• Stated goal
Write out the data below in full, unchanged, minus the images.
═════ Entries
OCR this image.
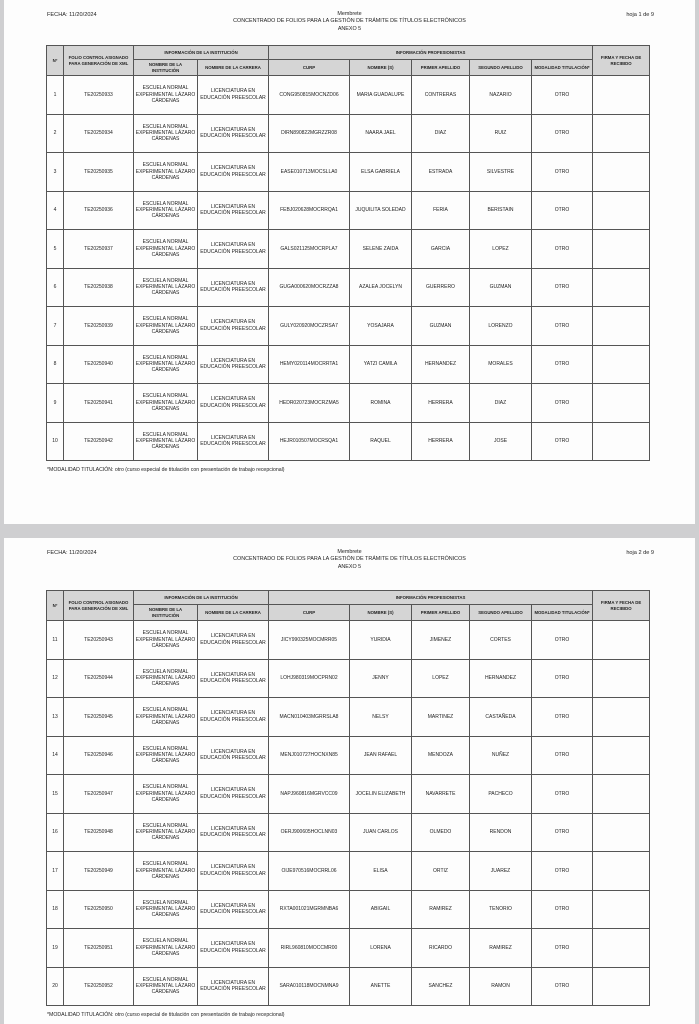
FECHA: 11/20/2024	Membrete
CONCENTRADO DE FOLIOS PARA LA GESTIÓN DE TRÁMITE DE TÍTULOS ELECTRÓNICOS
ANEXO 5
hoja 1 de 9
Nº	FOLIO CONTROL ASIGNADO PARA GENERACIÓN DE XML	INFORMACIÓN DE LA INSTITUCIÓN		INFORMACIÓN PROFESIONISTAS					FIRMA Y FECHA DE RECIBIDO
		NOMBRE DE LA INSTITUCIÓN	NOMBRE DE LA CARRERA	CURP	NOMBRE (S)	PRIMER APELLIDO	SEGUNDO APELLIDO	MODALIDAD TITULACIÓN*	
1	TE20250933	ESCUELA NORMAL EXPERIMENTAL LÁZARO CÁRDENAS	LICENCIATURA EN EDUCACIÓN PREESCOLAR	CONG950815MOCNZD06	MARIA GUADALUPE	CONTRERAS	NAZARIO	OTRO	
2	TE20250934	ESCUELA NORMAL EXPERIMENTAL LÁZARO CÁRDENAS	LICENCIATURA EN EDUCACIÓN PREESCOLAR	DIRN890822MGRZZR08	NAARA JAEL	DIAZ	RUIZ	OTRO	
3	TE20250935	ESCUELA NORMAL EXPERIMENTAL LÁZARO CÁRDENAS	LICENCIATURA EN EDUCACIÓN PREESCOLAR	EASE010713MOCSLLA0	ELSA GABRIELA	ESTRADA	SILVESTRE	OTRO	
4	TE20250936	ESCUELA NORMAL EXPERIMENTAL LÁZARO CÁRDENAS	LICENCIATURA EN EDUCACIÓN PREESCOLAR	FEBJ020628MOCRRQA1	JUQUILITA SOLEDAD	FERIA	BERISTAIN	OTRO	
5	TE20250937	ESCUELA NORMAL EXPERIMENTAL LÁZARO CÁRDENAS	LICENCIATURA EN EDUCACIÓN PREESCOLAR	GALS021125MOCRPLA7	SELENE ZAIDA	GARCIA	LOPEZ	OTRO	
6	TE20250938	ESCUELA NORMAL EXPERIMENTAL LÁZARO CÁRDENAS	LICENCIATURA EN EDUCACIÓN PREESCOLAR	GUGA000620MOCRZZA8	AZALEA JOCELYN	GUERRERO	GUZMAN	OTRO	
7	TE20250939	ESCUELA NORMAL EXPERIMENTAL LÁZARO CÁRDENAS	LICENCIATURA EN EDUCACIÓN PREESCOLAR	GULY020920MOCZRSA7	YOSAJARA	GUZMAN	LORENZO	OTRO	
8	TE20250940	ESCUELA NORMAL EXPERIMENTAL LÁZARO CÁRDENAS	LICENCIATURA EN EDUCACIÓN PREESCOLAR	HEMY020114MOCRRTA1	YATZI CAMILA	HERNANDEZ	MORALES	OTRO	
9	TE20250941	ESCUELA NORMAL EXPERIMENTAL LÁZARO CÁRDENAS	LICENCIATURA EN EDUCACIÓN PREESCOLAR	HEDR020723MOCRZMA5	ROMINA	HERRERA	DIAZ	OTRO	
10	TE20250942	ESCUELA NORMAL EXPERIMENTAL LÁZARO CÁRDENAS	LICENCIATURA EN EDUCACIÓN PREESCOLAR	HEJR010507MOCRSQA1	RAQUEL	HERRERA	JOSE	OTRO	
*MODALIDAD TITULACIÓN: otro (curso especial de titulación con presentación de trabajo recepcional)
FECHA: 11/20/2024	Membrete
CONCENTRADO DE FOLIOS PARA LA GESTIÓN DE TRÁMITE DE TÍTULOS ELECTRÓNICOS
ANEXO 5
hoja 2 de 9
Nº	FOLIO CONTROL ASIGNADO PARA GENERACIÓN DE XML	INFORMACIÓN DE LA INSTITUCIÓN		INFORMACIÓN PROFESIONISTAS					FIRMA Y FECHA DE RECIBIDO
		NOMBRE DE LA INSTITUCIÓN	NOMBRE DE LA CARRERA	CURP	NOMBRE (S)	PRIMER APELLIDO	SEGUNDO APELLIDO	MODALIDAD TITULACIÓN*	
11	TE20250943	ESCUELA NORMAL EXPERIMENTAL LÁZARO CÁRDENAS	LICENCIATURA EN EDUCACIÓN PREESCOLAR	JICY990325MOCMRR05	YURIDIA	JIMENEZ	CORTES	OTRO	
12	TE20250944	ESCUELA NORMAL EXPERIMENTAL LÁZARO CÁRDENAS	LICENCIATURA EN EDUCACIÓN PREESCOLAR	LOHJ980319MOCPRN02	JENNY	LOPEZ	HERNANDEZ	OTRO	
13	TE20250945	ESCUELA NORMAL EXPERIMENTAL LÁZARO CÁRDENAS	LICENCIATURA EN EDUCACIÓN PREESCOLAR	MACN010403MGRRSLA8	NELSY	MARTINEZ	CASTAÑEDA	OTRO	
14	TE20250946	ESCUELA NORMAL EXPERIMENTAL LÁZARO CÁRDENAS	LICENCIATURA EN EDUCACIÓN PREESCOLAR	MENJ010727HOCNXN85	JEAN RAFAEL	MENDOZA	NUÑEZ	OTRO	
15	TE20250947	ESCUELA NORMAL EXPERIMENTAL LÁZARO CÁRDENAS	LICENCIATURA EN EDUCACIÓN PREESCOLAR	NAPJ960816MGRVCC09	JOCELIN ELIZABETH	NAVARRETE	PACHECO	OTRO	
16	TE20250948	ESCUELA NORMAL EXPERIMENTAL LÁZARO CÁRDENAS	LICENCIATURA EN EDUCACIÓN PREESCOLAR	OERJ900605HOCLNN03	JUAN CARLOS	OLMEDO	RENDON	OTRO	
17	TE20250949	ESCUELA NORMAL EXPERIMENTAL LÁZARO CÁRDENAS	LICENCIATURA EN EDUCACIÓN PREESCOLAR	OIJE970516MOCRRL06	ELISA	ORTIZ	JUAREZ	OTRO	
18	TE20250950	ESCUELA NORMAL EXPERIMENTAL LÁZARO CÁRDENAS	LICENCIATURA EN EDUCACIÓN PREESCOLAR	RXTA001021MGRMNBA6	ABIGAIL	RAMIREZ	TENORIO	OTRO	
19	TE20250951	ESCUELA NORMAL EXPERIMENTAL LÁZARO CÁRDENAS	LICENCIATURA EN EDUCACIÓN PREESCOLAR	RIRL960810MOCCMR00	LORENA	RICARDO	RAMIREZ	OTRO	
20	TE20250952	ESCUELA NORMAL EXPERIMENTAL LÁZARO CÁRDENAS	LICENCIATURA EN EDUCACIÓN PREESCOLAR	SARA010118MOCNMNA9	ANETTE	SANCHEZ	RAMON	OTRO	
*MODALIDAD TITULACIÓN: otro (curso especial de titulación con presentación de trabajo recepcional)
══════════
• Solution to this exercise
OCR this image.
FECHA: 11/20/2024	Membrete
CONCENTRADO DE FOLIOS PARA LA GESTIÓN DE TRÁMITE DE TÍTULOS ELECTRÓNICOS
ANEXO 5
hoja 1 de 9
Nº	FOLIO CONTROL ASIGNADO PARA GENERACIÓN DE XML	INFORMACIÓN DE LA INSTITUCIÓN		INFORMACIÓN PROFESIONISTAS					FIRMA Y FECHA DE RECIBIDO
		NOMBRE DE LA INSTITUCIÓN	NOMBRE DE LA CARRERA	CURP	NOMBRE (S)	PRIMER APELLIDO	SEGUNDO APELLIDO	MODALIDAD TITULACIÓN*	
1	TE20250933	ESCUELA NORMAL EXPERIMENTAL LÁZARO CÁRDENAS	LICENCIATURA EN EDUCACIÓN PREESCOLAR	CONG950815MOCNZD06	MARIA GUADALUPE	CONTRERAS	NAZARIO	OTRO	
2	TE20250934	ESCUELA NORMAL EXPERIMENTAL LÁZARO CÁRDENAS	LICENCIATURA EN EDUCACIÓN PREESCOLAR	DIRN890822MGRZZR08	NAARA JAEL	DIAZ	RUIZ	OTRO	
3	TE20250935	ESCUELA NORMAL EXPERIMENTAL LÁZARO CÁRDENAS	LICENCIATURA EN EDUCACIÓN PREESCOLAR	EASE010713MOCSLLA0	ELSA GABRIELA	ESTRADA	SILVESTRE	OTRO	
4	TE20250936	ESCUELA NORMAL EXPERIMENTAL LÁZARO CÁRDENAS	LICENCIATURA EN EDUCACIÓN PREESCOLAR	FEBJ020628MOCRRQA1	JUQUILITA SOLEDAD	FERIA	BERISTAIN	OTRO	
5	TE20250937	ESCUELA NORMAL EXPERIMENTAL LÁZARO CÁRDENAS	LICENCIATURA EN EDUCACIÓN PREESCOLAR	GALS021125MOCRPLA7	SELENE ZAIDA	GARCIA	LOPEZ	OTRO	
6	TE20250938	ESCUELA NORMAL EXPERIMENTAL LÁZARO CÁRDENAS	LICENCIATURA EN EDUCACIÓN PREESCOLAR	GUGA000620MOCRZZA8	AZALEA JOCELYN	GUERRERO	GUZMAN	OTRO	
7	TE20250939	ESCUELA NORMAL EXPERIMENTAL LÁZARO CÁRDENAS	LICENCIATURA EN EDUCACIÓN PREESCOLAR	GULY020920MOCZRSA7	YOSAJARA	GUZMAN	LORENZO	OTRO	
8	TE20250940	ESCUELA NORMAL EXPERIMENTAL LÁZARO CÁRDENAS	LICENCIATURA EN EDUCACIÓN PREESCOLAR	HEMY020114MOCRRTA1	YATZI CAMILA	HERNANDEZ	MORALES	OTRO	
9	TE20250941	ESCUELA NORMAL EXPERIMENTAL LÁZARO CÁRDENAS	LICENCIATURA EN EDUCACIÓN PREESCOLAR	HEDR020723MOCRZMA5	ROMINA	HERRERA	DIAZ	OTRO	
10	TE20250942	ESCUELA NORMAL EXPERIMENTAL LÁZARO CÁRDENAS	LICENCIATURA EN EDUCACIÓN PREESCOLAR	HEJR010507MOCRSQA1	RAQUEL	HERRERA	JOSE	OTRO	
*MODALIDAD TITULACIÓN: otro (curso especial de titulación con presentación de trabajo recepcional)
FECHA: 11/20/2024	Membrete
CONCENTRADO DE FOLIOS PARA LA GESTIÓN DE TRÁMITE DE TÍTULOS ELECTRÓNICOS
ANEXO 5
hoja 2 de 9
Nº	FOLIO CONTROL ASIGNADO PARA GENERACIÓN DE XML	INFORMACIÓN DE LA INSTITUCIÓN		INFORMACIÓN PROFESIONISTAS					FIRMA Y FECHA DE RECIBIDO
		NOMBRE DE LA INSTITUCIÓN	NOMBRE DE LA CARRERA	CURP	NOMBRE (S)	PRIMER APELLIDO	SEGUNDO APELLIDO	MODALIDAD TITULACIÓN*	
11	TE20250943	ESCUELA NORMAL EXPERIMENTAL LÁZARO CÁRDENAS	LICENCIATURA EN EDUCACIÓN PREESCOLAR	JICY990325MOCMRR05	YURIDIA	JIMENEZ	CORTES	OTRO	
12	TE20250944	ESCUELA NORMAL EXPERIMENTAL LÁZARO CÁRDENAS	LICENCIATURA EN EDUCACIÓN PREESCOLAR	LOHJ980319MOCPRN02	JENNY	LOPEZ	HERNANDEZ	OTRO	
13	TE20250945	ESCUELA NORMAL EXPERIMENTAL LÁZARO CÁRDENAS	LICENCIATURA EN EDUCACIÓN PREESCOLAR	MACN010403MGRRSLA8	NELSY	MARTINEZ	CASTAÑEDA	OTRO	
14	TE20250946	ESCUELA NORMAL EXPERIMENTAL LÁZARO CÁRDENAS	LICENCIATURA EN EDUCACIÓN PREESCOLAR	MENJ010727HOCNXN85	JEAN RAFAEL	MENDOZA	NUÑEZ	OTRO	
15	TE20250947	ESCUELA NORMAL EXPERIMENTAL LÁZARO CÁRDENAS	LICENCIATURA EN EDUCACIÓN PREESCOLAR	NAPJ960816MGRVCC09	JOCELIN ELIZABETH	NAVARRETE	PACHECO	OTRO	
16	TE20250948	ESCUELA NORMAL EXPERIMENTAL LÁZARO CÁRDENAS	LICENCIATURA EN EDUCACIÓN PREESCOLAR	OERJ900605HOCLNN03	JUAN CARLOS	OLMEDO	RENDON	OTRO	
17	TE20250949	ESCUELA NORMAL EXPERIMENTAL LÁZARO CÁRDENAS	LICENCIATURA EN EDUCACIÓN PREESCOLAR	OIJE970516MOCRRL06	ELISA	ORTIZ	JUAREZ	OTRO	
18	TE20250950	ESCUELA NORMAL EXPERIMENTAL LÁZARO CÁRDENAS	LICENCIATURA EN EDUCACIÓN PREESCOLAR	RXTA001021MGRMNBA6	ABIGAIL	RAMIREZ	TENORIO	OTRO	
19	TE20250951	ESCUELA NORMAL EXPERIMENTAL LÁZARO CÁRDENAS	LICENCIATURA EN EDUCACIÓN PREESCOLAR	RIRL960810MOCCMR00	LORENA	RICARDO	RAMIREZ	OTRO	
20	TE20250952	ESCUELA NORMAL EXPERIMENTAL LÁZARO CÁRDENAS	LICENCIATURA EN EDUCACIÓN PREESCOLAR	SARA010118MOCNMNA9	ANETTE	SANCHEZ	RAMON	OTRO	
*MODALIDAD TITULACIÓN: otro (curso especial de titulación con presentación de trabajo recepcional)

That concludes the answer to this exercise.